- _Tasks_
**a.** In the blog post, what does the writer call the hardest part of FOM?
**b.** Rewrite the paragraph of the blog post beginning "3) I have actually been working hard" as a short bulleted list that keeps its main facts.

Surviving…

I have been up seen four the last three days so I am running low on energy, but before class starts today I want to place my POW #7 post up…

1) Getting help from my math major suitemate, Liz Mosher!

2) I think my favorite Theorem I learned thus far would have to be the Fundmental Theorem of Calculus. The reason why I like this theorem is mainly due to the fact that Calculus has been my favorite math class to date (of course FOM will probably replace it after this semester…wink, wink)

3) I have actually been working hard in this class. I think the hardest part of  FOM is keeping up with the reading, only because it is hard to follow where we are in class. Most of the times I end up reading too much of the chapter. I have done all the homework and POW as well as been keeping up with my blog weekly. To conclude I think I have been working hard.

I almost forgot?!?

Ahhh this week has been long it almost slipped my mind to post, but no need to worry I will make this post extra long!

I figured to make up for lost time I might as well go over the worksheet for this week…

#1 a) How many functions are there from (x){1,2,3} to (y){1,2,3,4,5}?

–personally speaking it is easier for me to look at functions vertically (like elementary school), it gives me the ability to draw lines between the two functions.

To find how many functions it is the number of elements in the second function powered to the number of elements in the first function, therefore the answer is 5^3.

b) How many of them are onto?

–this is where drawing the functions vertically really helps

none of them are onto because every element in y is not an output for f

c) How many of them are one-to-one

3 functions are one-to-one because the three elements in x go to a different output

#2 a) How many functions are there from (x){1,2,3,4,5} to (y){1,2,3}?
similar to before y^x thus, 5^3

b) How many of them are onto?

there are 69 functions that are onto…getting 69 takes alot of addition

c) How many of them are one-to-one?

- _Data section_
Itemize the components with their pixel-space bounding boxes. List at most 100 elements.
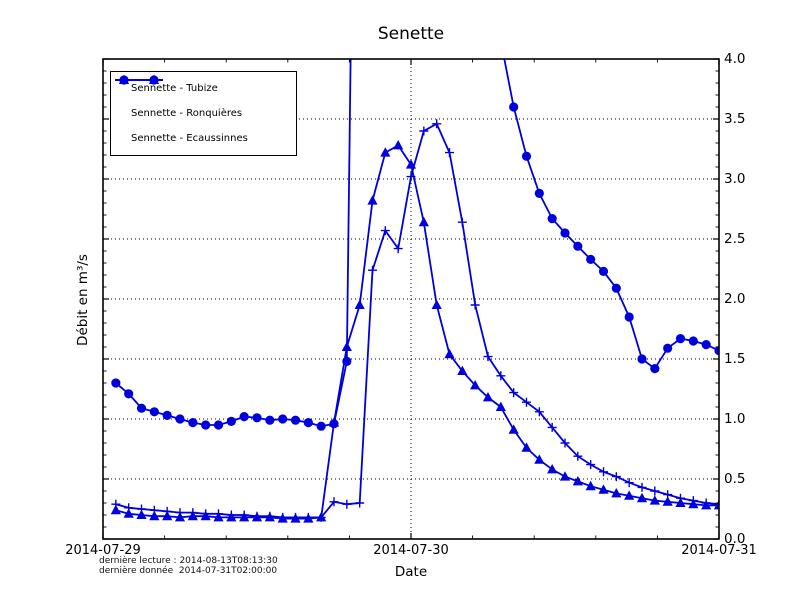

- _Response list_
**a.** Keeping up with the reading, because it is hard to follow where the class is.

**b.**
- The writer has been working hard in the class.
- The hardest part of FOM is keeping up with the reading, since it is hard to follow where the class is.
- The writer usually ends up reading too much of the chapter.
- All the homework and POW are done, and the blog has been kept up weekly.